#### WRITTEN TASK
All entries must be extracted exactly, with nothing added or dropped.

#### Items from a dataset
* Begin *

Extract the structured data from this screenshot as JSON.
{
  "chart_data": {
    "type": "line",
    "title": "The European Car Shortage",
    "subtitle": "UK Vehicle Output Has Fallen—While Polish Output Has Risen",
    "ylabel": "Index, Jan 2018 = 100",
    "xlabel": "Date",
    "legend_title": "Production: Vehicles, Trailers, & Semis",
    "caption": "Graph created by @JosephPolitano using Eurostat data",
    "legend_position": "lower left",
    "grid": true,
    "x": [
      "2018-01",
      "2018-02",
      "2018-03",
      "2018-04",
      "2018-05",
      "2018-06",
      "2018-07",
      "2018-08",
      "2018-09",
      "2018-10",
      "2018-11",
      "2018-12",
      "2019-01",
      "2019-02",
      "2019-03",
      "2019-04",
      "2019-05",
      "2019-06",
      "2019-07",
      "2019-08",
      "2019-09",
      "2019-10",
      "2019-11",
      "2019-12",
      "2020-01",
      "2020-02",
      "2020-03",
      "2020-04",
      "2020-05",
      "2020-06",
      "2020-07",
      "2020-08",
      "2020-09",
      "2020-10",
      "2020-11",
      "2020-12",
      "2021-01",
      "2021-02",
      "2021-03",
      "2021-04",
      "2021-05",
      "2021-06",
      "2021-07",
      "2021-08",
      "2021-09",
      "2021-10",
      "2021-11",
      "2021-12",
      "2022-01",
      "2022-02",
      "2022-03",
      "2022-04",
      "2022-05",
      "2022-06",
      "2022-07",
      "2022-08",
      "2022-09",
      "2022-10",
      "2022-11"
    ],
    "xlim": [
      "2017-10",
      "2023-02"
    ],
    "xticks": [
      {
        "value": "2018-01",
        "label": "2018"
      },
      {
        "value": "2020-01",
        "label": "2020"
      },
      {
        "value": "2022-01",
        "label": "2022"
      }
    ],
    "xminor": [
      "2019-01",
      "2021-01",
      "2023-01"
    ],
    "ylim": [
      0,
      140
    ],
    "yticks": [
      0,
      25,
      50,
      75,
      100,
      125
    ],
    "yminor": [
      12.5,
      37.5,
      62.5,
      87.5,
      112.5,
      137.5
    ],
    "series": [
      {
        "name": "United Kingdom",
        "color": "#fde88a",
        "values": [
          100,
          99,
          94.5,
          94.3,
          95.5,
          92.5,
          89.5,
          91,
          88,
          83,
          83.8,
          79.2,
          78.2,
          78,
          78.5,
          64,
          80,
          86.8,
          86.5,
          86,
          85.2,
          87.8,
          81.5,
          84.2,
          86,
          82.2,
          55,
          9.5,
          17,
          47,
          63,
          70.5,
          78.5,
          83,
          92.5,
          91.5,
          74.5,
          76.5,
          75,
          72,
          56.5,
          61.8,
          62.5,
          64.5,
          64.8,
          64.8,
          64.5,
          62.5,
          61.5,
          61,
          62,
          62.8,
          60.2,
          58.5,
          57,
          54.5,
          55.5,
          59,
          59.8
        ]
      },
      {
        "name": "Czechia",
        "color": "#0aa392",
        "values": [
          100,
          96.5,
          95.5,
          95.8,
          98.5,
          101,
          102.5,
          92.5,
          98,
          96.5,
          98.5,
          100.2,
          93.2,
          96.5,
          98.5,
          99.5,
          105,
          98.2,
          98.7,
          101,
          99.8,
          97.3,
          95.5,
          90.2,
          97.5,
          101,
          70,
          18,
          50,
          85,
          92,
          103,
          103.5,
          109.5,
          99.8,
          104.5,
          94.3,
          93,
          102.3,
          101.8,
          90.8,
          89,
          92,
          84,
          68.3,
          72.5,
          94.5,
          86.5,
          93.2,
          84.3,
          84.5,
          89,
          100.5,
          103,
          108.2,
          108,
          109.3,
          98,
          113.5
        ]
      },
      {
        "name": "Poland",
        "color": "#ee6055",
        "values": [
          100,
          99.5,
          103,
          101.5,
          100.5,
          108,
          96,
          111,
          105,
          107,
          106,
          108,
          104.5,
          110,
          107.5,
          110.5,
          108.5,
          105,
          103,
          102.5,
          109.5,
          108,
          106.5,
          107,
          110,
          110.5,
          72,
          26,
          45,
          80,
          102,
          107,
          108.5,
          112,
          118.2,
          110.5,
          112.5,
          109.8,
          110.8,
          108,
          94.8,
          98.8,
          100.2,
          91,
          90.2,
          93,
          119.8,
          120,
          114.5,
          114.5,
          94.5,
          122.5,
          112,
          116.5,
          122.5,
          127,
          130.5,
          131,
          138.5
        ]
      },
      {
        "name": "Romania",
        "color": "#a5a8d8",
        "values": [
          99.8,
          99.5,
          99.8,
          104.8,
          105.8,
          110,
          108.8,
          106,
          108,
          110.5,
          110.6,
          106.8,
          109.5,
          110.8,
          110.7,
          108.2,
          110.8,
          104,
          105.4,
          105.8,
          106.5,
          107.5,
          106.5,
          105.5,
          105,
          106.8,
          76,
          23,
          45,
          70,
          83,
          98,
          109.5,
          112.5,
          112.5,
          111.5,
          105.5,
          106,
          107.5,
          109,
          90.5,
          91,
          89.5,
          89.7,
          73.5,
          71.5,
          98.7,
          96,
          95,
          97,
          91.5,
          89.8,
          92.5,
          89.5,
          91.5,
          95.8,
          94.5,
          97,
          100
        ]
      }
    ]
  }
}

* End *

#### TASK RESPONSE
Extract the structured data from this screenshot as JSON.
{
  "chart_data": {
    "type": "line",
    "title": "The European Car Shortage",
    "subtitle": "UK Vehicle Output Has Fallen—While Polish Output Has Risen",
    "ylabel": "Index, Jan 2018 = 100",
    "xlabel": "Date",
    "legend_title": "Production: Vehicles, Trailers, & Semis",
    "caption": "Graph created by @JosephPolitano using Eurostat data",
    "legend_position": "lower left",
    "grid": true,
    "x": [
      "2018-01",
      "2018-02",
      "2018-03",
      "2018-04",
      "2018-05",
      "2018-06",
      "2018-07",
      "2018-08",
      "2018-09",
      "2018-10",
      "2018-11",
      "2018-12",
      "2019-01",
      "2019-02",
      "2019-03",
      "2019-04",
      "2019-05",
      "2019-06",
      "2019-07",
      "2019-08",
      "2019-09",
      "2019-10",
      "2019-11",
      "2019-12",
      "2020-01",
      "2020-02",
      "2020-03",
      "2020-04",
      "2020-05",
      "2020-06",
      "2020-07",
      "2020-08",
      "2020-09",
      "2020-10",
      "2020-11",
      "2020-12",
      "2021-01",
      "2021-02",
      "2021-03",
      "2021-04",
      "2021-05",
      "2021-06",
      "2021-07",
      "2021-08",
      "2021-09",
      "2021-10",
      "2021-11",
      "2021-12",
      "2022-01",
      "2022-02",
      "2022-03",
      "2022-04",
      "2022-05",
      "2022-06",
      "2022-07",
      "2022-08",
      "2022-09",
      "2022-10",
      "2022-11"
    ],
    "xlim": [
      "2017-10",
      "2023-02"
    ],
    "xticks": [
      {
        "value": "2018-01",
        "label": "2018"
      },
      {
        "value": "2020-01",
        "label": "2020"
      },
      {
        "value": "2022-01",
        "label": "2022"
      }
    ],
    "xminor": [
      "2019-01",
      "2021-01",
      "2023-01"
    ],
    "ylim": [
      0,
      140
    ],
    "yticks": [
      0,
      25,
      50,
      75,
      100,
      125
    ],
    "yminor": [
      12.5,
      37.5,
      62.5,
      87.5,
      112.5,
      137.5
    ],
    "series": [
      {
        "name": "United Kingdom",
        "color": "#fde88a",
        "values": [
          100,
          99,
          94.5,
          94.3,
          95.5,
          92.5,
          89.5,
          91,
          88,
          83,
          83.8,
          79.2,
          78.2,
          78,
          78.5,
          64,
          80,
          86.8,
          86.5,
          86,
          85.2,
          87.8,
          81.5,
          84.2,
          86,
          82.2,
          55,
          9.5,
          17,
          47,
          63,
          70.5,
          78.5,
          83,
          92.5,
          91.5,
          74.5,
          76.5,
          75,
          72,
          56.5,
          61.8,
          62.5,
          64.5,
          64.8,
          64.8,
          64.5,
          62.5,
          61.5,
          61,
          62,
          62.8,
          60.2,
          58.5,
          57,
          54.5,
          55.5,
          59,
          59.8
        ]
      },
      {
        "name": "Czechia",
        "color": "#0aa392",
        "values": [
          100,
          96.5,
          95.5,
          95.8,
          98.5,
          101,
          102.5,
          92.5,
          98,
          96.5,
          98.5,
          100.2,
          93.2,
          96.5,
          98.5,
          99.5,
          105,
          98.2,
          98.7,
          101,
          99.8,
          97.3,
          95.5,
          90.2,
          97.5,
          101,
          70,
          18,
          50,
          85,
          92,
          103,
          103.5,
          109.5,
          99.8,
          104.5,
          94.3,
          93,
          102.3,
          101.8,
          90.8,
          89,
          92,
          84,
          68.3,
          72.5,
          94.5,
          86.5,
          93.2,
          84.3,
          84.5,
          89,
          100.5,
          103,
          108.2,
          108,
          109.3,
          98,
          113.5
        ]
      },
      {
        "name": "Poland",
        "color": "#ee6055",
        "values": [
          100,
          99.5,
          103,
          101.5,
          100.5,
          108,
          96,
          111,
          105,
          107,
          106,
          108,
          104.5,
          110,
          107.5,
          110.5,
          108.5,
          105,
          103,
          102.5,
          109.5,
          108,
          106.5,
          107,
          110,
          110.5,
          72,
          26,
          45,
          80,
          102,
          107,
          108.5,
          112,
          118.2,
          110.5,
          112.5,
          109.8,
          110.8,
          108,
          94.8,
          98.8,
          100.2,
          91,
          90.2,
          93,
          119.8,
          120,
          114.5,
          114.5,
          94.5,
          122.5,
          112,
          116.5,
          122.5,
          127,
          130.5,
          131,
          138.5
        ]
      },
      {
        "name": "Romania",
        "color": "#a5a8d8",
        "values": [
          99.8,
          99.5,
          99.8,
          104.8,
          105.8,
          110,
          108.8,
          106,
          108,
          110.5,
          110.6,
          106.8,
          109.5,
          110.8,
          110.7,
          108.2,
          110.8,
          104,
          105.4,
          105.8,
          106.5,
          107.5,
          106.5,
          105.5,
          105,
          106.8,
          76,
          23,
          45,
          70,
          83,
          98,
          109.5,
          112.5,
          112.5,
          111.5,
          105.5,
          106,
          107.5,
          109,
          90.5,
          91,
          89.5,
          89.7,
          73.5,
          71.5,
          98.7,
          96,
          95,
          97,
          91.5,
          89.8,
          92.5,
          89.5,
          91.5,
          95.8,
          94.5,
          97,
          100
        ]
      }
    ]
  }
}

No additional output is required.